## DATA FOR THIS TASK
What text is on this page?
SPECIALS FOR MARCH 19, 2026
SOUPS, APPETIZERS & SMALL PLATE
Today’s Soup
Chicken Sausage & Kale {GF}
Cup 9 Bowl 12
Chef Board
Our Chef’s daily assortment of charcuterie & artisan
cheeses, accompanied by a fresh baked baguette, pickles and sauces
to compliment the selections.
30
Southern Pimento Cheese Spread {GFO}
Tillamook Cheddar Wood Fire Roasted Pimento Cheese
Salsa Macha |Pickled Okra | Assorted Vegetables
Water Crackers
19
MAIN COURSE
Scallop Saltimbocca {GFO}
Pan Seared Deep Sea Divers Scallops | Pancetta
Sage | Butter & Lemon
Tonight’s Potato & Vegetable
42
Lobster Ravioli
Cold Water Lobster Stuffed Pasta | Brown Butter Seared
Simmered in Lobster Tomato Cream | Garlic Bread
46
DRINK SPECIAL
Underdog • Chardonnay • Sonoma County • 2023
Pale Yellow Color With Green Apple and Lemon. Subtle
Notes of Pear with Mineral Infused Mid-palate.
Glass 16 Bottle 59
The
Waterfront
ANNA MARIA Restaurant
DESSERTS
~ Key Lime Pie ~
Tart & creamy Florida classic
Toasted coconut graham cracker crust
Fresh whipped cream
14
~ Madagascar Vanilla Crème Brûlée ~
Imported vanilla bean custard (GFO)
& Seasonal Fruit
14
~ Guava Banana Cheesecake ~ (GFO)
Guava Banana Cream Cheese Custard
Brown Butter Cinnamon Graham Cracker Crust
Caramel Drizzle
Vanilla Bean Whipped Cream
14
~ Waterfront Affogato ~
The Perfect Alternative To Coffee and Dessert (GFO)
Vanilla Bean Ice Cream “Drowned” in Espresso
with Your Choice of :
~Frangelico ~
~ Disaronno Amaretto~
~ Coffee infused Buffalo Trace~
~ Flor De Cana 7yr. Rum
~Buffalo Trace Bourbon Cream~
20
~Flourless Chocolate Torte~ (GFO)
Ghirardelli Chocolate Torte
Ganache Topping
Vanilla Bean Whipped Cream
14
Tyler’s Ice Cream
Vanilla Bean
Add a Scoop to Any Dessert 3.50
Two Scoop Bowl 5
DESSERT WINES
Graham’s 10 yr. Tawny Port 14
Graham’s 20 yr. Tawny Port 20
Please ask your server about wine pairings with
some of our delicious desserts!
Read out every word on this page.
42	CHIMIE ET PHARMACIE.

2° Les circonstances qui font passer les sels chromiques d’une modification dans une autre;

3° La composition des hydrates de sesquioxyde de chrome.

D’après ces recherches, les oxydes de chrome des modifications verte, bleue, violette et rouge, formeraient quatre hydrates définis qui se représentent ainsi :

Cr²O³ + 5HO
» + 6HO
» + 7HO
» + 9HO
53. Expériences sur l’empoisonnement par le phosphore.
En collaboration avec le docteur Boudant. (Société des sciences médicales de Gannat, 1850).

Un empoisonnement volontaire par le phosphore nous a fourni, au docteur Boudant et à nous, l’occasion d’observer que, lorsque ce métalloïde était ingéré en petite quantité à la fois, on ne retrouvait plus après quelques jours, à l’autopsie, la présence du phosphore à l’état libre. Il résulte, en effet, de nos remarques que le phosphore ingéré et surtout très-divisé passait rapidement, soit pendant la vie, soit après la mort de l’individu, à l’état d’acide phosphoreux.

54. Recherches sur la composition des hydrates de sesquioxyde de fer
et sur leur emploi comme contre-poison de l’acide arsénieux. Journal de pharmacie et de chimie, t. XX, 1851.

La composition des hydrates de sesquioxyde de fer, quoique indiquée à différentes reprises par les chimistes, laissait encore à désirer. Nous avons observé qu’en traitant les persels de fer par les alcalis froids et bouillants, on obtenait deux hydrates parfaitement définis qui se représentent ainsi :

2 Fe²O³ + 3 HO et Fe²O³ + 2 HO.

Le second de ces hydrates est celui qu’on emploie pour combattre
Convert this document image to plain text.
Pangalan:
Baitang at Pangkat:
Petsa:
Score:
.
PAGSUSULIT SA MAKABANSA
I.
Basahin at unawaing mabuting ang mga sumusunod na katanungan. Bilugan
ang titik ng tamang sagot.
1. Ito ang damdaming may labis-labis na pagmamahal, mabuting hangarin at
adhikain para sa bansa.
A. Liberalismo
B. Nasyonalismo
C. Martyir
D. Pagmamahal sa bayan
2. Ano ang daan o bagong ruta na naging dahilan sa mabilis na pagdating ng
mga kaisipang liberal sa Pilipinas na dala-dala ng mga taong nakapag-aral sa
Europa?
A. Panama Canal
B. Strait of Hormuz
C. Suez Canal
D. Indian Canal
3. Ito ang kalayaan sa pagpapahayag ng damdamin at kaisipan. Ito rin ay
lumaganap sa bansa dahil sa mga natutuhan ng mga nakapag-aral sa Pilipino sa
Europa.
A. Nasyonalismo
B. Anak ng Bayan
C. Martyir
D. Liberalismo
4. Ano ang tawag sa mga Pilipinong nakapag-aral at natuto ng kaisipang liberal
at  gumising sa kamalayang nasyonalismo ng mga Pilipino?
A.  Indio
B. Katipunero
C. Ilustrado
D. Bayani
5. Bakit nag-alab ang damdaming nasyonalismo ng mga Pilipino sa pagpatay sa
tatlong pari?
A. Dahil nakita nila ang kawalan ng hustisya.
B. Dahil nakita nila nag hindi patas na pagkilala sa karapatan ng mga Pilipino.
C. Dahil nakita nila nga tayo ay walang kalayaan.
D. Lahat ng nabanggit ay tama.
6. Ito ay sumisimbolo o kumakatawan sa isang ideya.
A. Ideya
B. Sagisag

## WHAT THE TASK REQUIRES
From the data above, work out how many lines contain the string "text" and reply with only the number.

## ANSWER FOR THIS EXERCISE
2